What you are asked to do -> In the listing below, count the lines containing the string "files" and state only the number.
--
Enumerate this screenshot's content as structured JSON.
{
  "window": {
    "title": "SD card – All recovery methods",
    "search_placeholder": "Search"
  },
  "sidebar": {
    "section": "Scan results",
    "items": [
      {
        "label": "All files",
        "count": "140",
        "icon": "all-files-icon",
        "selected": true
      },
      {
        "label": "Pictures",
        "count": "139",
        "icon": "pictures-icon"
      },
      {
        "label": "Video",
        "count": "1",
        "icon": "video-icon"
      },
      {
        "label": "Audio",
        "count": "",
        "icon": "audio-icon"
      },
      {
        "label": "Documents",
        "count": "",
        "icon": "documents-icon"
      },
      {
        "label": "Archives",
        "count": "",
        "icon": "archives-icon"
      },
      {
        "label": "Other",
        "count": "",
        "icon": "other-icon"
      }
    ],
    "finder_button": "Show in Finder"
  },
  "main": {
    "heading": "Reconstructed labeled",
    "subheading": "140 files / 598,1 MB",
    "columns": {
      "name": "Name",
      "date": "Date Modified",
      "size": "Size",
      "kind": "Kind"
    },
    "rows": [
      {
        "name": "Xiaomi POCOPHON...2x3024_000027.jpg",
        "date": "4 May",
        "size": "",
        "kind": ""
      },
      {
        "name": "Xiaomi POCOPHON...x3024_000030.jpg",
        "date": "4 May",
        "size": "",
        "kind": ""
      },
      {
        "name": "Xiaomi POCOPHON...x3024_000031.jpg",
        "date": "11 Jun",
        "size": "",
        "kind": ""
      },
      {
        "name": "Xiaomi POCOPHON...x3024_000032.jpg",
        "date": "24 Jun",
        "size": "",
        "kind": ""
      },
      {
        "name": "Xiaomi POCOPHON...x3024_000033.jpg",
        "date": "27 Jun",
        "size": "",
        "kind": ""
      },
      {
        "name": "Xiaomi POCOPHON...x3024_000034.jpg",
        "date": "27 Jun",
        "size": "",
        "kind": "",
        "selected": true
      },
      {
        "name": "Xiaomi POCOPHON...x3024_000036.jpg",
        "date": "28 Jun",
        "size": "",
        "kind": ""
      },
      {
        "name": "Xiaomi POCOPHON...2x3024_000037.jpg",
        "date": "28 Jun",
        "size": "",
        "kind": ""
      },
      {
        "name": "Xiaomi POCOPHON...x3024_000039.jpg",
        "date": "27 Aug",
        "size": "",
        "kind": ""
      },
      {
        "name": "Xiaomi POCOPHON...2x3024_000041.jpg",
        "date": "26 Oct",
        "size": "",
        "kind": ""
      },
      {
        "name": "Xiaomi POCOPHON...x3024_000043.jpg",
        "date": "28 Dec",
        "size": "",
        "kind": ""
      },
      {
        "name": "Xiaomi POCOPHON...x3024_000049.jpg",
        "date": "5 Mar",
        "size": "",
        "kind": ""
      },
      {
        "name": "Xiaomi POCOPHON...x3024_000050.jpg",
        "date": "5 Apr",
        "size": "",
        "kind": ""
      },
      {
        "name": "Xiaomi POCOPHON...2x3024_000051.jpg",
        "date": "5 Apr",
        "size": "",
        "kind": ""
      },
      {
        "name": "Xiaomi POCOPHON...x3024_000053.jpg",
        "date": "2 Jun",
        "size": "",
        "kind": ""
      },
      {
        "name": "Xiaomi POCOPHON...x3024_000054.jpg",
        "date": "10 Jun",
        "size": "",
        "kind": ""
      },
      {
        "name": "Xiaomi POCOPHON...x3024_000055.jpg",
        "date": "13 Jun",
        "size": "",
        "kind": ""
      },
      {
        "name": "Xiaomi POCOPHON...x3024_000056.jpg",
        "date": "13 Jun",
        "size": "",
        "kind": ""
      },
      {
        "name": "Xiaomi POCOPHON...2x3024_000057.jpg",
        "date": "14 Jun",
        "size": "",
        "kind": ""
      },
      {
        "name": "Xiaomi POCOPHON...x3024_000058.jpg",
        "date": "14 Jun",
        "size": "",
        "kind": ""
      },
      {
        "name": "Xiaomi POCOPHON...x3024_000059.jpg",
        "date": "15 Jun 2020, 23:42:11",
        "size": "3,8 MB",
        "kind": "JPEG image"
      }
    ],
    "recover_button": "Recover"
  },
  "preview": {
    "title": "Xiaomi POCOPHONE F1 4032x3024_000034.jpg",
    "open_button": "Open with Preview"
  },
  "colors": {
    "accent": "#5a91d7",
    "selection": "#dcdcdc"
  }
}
--
Task output -> 3